YOUR TASK – Reproduce the listing below without any change.

ENTRIES PROVIDED –
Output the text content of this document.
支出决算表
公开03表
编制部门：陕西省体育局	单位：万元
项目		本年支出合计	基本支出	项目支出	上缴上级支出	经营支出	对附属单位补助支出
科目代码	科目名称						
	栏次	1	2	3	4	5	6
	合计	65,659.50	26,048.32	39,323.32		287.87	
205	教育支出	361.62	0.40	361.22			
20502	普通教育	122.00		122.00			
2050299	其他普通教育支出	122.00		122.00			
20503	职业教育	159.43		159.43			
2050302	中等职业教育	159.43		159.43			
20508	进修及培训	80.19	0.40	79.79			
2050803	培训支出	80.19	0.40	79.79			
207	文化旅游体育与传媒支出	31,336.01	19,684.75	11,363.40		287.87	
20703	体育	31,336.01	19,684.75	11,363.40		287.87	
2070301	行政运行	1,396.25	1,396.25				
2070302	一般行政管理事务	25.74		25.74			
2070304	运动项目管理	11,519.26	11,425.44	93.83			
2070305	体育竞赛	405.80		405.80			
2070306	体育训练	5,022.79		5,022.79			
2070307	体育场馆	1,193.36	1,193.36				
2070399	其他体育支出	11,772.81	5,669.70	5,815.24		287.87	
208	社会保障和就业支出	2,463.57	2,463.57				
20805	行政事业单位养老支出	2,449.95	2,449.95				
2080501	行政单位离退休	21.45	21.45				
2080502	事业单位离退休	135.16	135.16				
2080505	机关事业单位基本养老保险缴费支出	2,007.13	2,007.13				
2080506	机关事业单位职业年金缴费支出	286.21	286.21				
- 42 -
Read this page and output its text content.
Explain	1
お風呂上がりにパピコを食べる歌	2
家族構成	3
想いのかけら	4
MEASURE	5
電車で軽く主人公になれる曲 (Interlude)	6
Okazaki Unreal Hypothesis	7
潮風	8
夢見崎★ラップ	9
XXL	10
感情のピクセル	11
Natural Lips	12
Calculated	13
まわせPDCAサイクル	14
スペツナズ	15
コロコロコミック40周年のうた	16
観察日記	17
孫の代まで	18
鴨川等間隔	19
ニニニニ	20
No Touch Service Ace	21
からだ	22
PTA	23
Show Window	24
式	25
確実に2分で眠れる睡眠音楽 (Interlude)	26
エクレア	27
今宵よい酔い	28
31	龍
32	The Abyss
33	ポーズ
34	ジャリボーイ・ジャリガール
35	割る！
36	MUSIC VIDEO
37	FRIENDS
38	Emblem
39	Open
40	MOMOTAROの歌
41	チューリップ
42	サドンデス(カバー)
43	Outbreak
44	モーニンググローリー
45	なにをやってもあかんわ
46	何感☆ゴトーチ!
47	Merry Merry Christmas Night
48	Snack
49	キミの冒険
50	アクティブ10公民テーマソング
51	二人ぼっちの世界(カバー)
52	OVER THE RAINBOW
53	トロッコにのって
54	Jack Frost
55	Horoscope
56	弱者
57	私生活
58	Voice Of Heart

SOLUTION –
Output the text content of this document.
支出决算表
公开03表
编制部门：陕西省体育局	单位：万元
项目		本年支出合计	基本支出	项目支出	上缴上级支出	经营支出	对附属单位补助支出
科目代码	科目名称						
	栏次	1	2	3	4	5	6
	合计	65,659.50	26,048.32	39,323.32		287.87	
205	教育支出	361.62	0.40	361.22			
20502	普通教育	122.00		122.00			
2050299	其他普通教育支出	122.00		122.00			
20503	职业教育	159.43		159.43			
2050302	中等职业教育	159.43		159.43			
20508	进修及培训	80.19	0.40	79.79			
2050803	培训支出	80.19	0.40	79.79			
207	文化旅游体育与传媒支出	31,336.01	19,684.75	11,363.40		287.87	
20703	体育	31,336.01	19,684.75	11,363.40		287.87	
2070301	行政运行	1,396.25	1,396.25				
2070302	一般行政管理事务	25.74		25.74			
2070304	运动项目管理	11,519.26	11,425.44	93.83			
2070305	体育竞赛	405.80		405.80			
2070306	体育训练	5,022.79		5,022.79			
2070307	体育场馆	1,193.36	1,193.36				
2070399	其他体育支出	11,772.81	5,669.70	5,815.24		287.87	
208	社会保障和就业支出	2,463.57	2,463.57				
20805	行政事业单位养老支出	2,449.95	2,449.95				
2080501	行政单位离退休	21.45	21.45				
2080502	事业单位离退休	135.16	135.16				
2080505	机关事业单位基本养老保险缴费支出	2,007.13	2,007.13				
2080506	机关事业单位职业年金缴费支出	286.21	286.21				
- 42 -
Read this page and output its text content.
Explain	1
お風呂上がりにパピコを食べる歌	2
家族構成	3
想いのかけら	4
MEASURE	5
電車で軽く主人公になれる曲 (Interlude)	6
Okazaki Unreal Hypothesis	7
潮風	8
夢見崎★ラップ	9
XXL	10
感情のピクセル	11
Natural Lips	12
Calculated	13
まわせPDCAサイクル	14
スペツナズ	15
コロコロコミック40周年のうた	16
観察日記	17
孫の代まで	18
鴨川等間隔	19
ニニニニ	20
No Touch Service Ace	21
からだ	22
PTA	23
Show Window	24
式	25
確実に2分で眠れる睡眠音楽 (Interlude)	26
エクレア	27
今宵よい酔い	28
31	龍
32	The Abyss
33	ポーズ
34	ジャリボーイ・ジャリガール
35	割る！
36	MUSIC VIDEO
37	FRIENDS
38	Emblem
39	Open
40	MOMOTAROの歌
41	チューリップ
42	サドンデス(カバー)
43	Outbreak
44	モーニンググローリー
45	なにをやってもあかんわ
46	何感☆ゴトーチ!
47	Merry Merry Christmas Night
48	Snack
49	キミの冒険
50	アクティブ10公民テーマソング
51	二人ぼっちの世界(カバー)
52	OVER THE RAINBOW
53	トロッコにのって
54	Jack Frost
55	Horoscope
56	弱者
57	私生活
58	Voice Of Heart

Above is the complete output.